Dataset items
══════════════════════════════

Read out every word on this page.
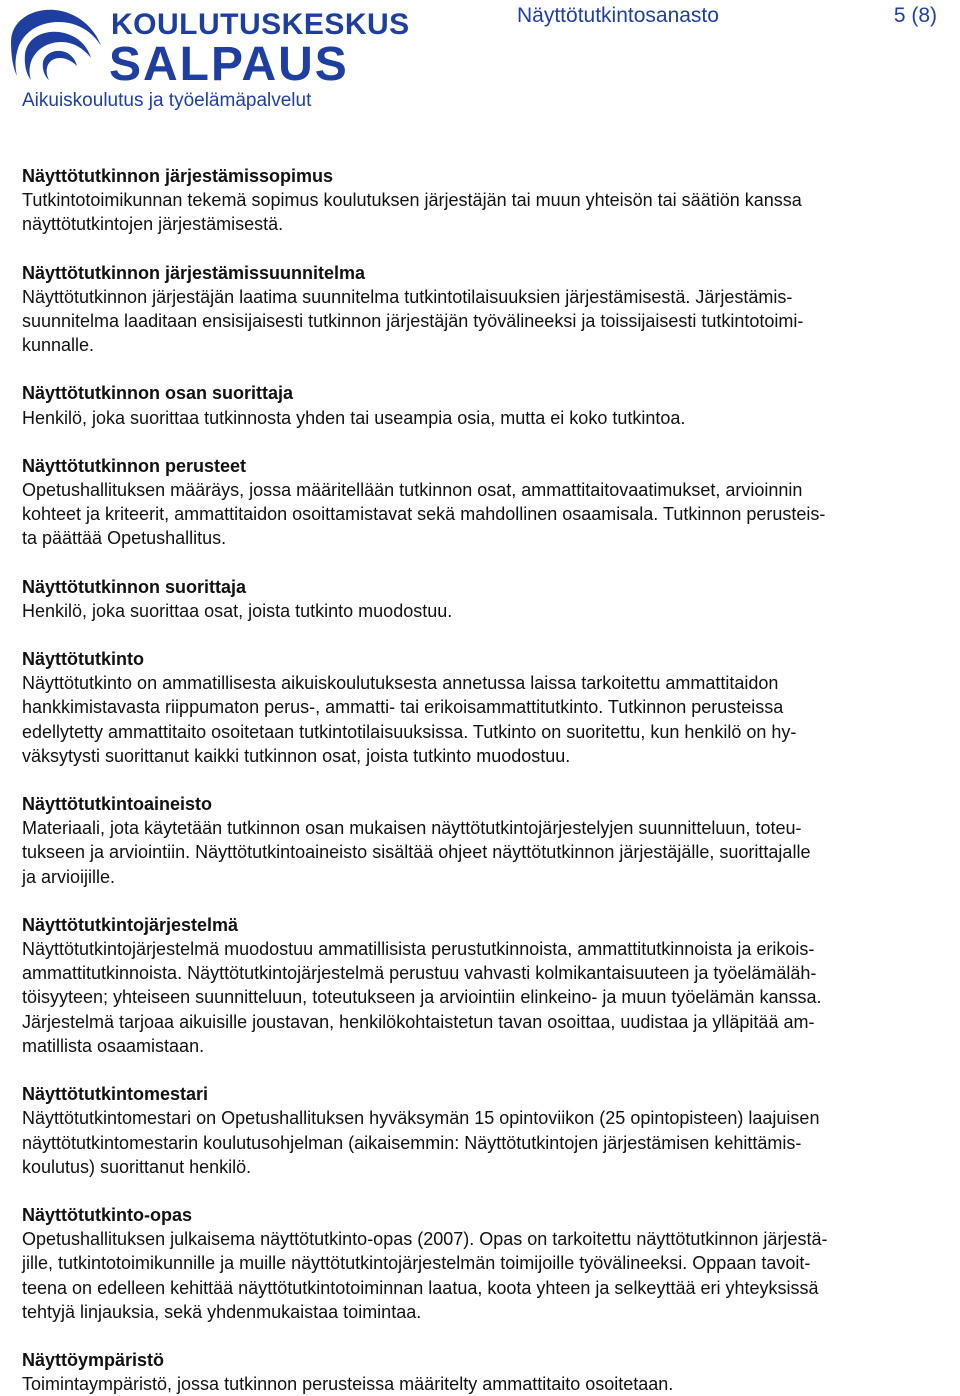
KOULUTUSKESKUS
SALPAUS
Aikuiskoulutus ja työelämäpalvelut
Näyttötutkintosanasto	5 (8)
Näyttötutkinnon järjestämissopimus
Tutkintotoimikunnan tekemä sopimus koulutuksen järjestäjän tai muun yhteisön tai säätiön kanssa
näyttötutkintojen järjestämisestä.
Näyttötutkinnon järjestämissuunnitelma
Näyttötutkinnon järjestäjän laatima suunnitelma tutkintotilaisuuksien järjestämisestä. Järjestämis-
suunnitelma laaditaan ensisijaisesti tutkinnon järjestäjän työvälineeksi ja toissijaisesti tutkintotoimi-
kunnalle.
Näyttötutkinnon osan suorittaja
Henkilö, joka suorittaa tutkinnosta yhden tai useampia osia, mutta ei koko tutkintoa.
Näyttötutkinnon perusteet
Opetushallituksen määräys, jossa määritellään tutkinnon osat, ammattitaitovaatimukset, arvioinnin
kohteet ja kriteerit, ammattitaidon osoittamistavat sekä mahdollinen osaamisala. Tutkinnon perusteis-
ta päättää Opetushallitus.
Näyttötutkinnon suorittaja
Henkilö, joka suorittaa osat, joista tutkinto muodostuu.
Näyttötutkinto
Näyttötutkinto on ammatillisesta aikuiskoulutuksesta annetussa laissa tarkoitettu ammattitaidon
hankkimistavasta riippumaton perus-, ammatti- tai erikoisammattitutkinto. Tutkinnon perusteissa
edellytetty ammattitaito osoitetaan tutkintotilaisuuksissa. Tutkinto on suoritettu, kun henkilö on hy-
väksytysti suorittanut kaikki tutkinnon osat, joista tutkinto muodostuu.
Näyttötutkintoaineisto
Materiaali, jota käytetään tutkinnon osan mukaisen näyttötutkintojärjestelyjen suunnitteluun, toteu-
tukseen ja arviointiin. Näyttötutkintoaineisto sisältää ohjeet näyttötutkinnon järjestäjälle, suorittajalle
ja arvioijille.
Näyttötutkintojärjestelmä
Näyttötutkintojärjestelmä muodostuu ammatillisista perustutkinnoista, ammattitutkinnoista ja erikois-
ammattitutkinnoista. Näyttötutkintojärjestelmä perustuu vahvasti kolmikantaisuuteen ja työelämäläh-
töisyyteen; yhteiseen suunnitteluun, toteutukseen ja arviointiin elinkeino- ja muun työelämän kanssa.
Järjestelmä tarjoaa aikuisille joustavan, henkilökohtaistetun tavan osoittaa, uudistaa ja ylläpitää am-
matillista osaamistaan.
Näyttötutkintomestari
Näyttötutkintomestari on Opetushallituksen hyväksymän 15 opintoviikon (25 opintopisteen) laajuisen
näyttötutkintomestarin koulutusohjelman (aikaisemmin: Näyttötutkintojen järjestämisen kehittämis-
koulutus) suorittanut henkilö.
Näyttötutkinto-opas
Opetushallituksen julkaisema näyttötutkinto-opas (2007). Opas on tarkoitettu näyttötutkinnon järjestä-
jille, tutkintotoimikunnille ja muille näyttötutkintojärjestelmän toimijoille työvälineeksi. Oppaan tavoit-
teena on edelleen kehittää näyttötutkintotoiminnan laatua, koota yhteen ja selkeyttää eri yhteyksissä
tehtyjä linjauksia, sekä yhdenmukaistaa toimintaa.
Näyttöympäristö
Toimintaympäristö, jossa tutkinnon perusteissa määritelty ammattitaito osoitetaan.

══════════════════════════════

Scan the listing above for the word "järjestämisestä" and show each line where it is found.

## Correct output
näyttötutkintojen järjestämisestä.
Näyttötutkinnon järjestäjän laatima suunnitelma tutkintotilaisuuksien järjestämisestä. Järjestämis-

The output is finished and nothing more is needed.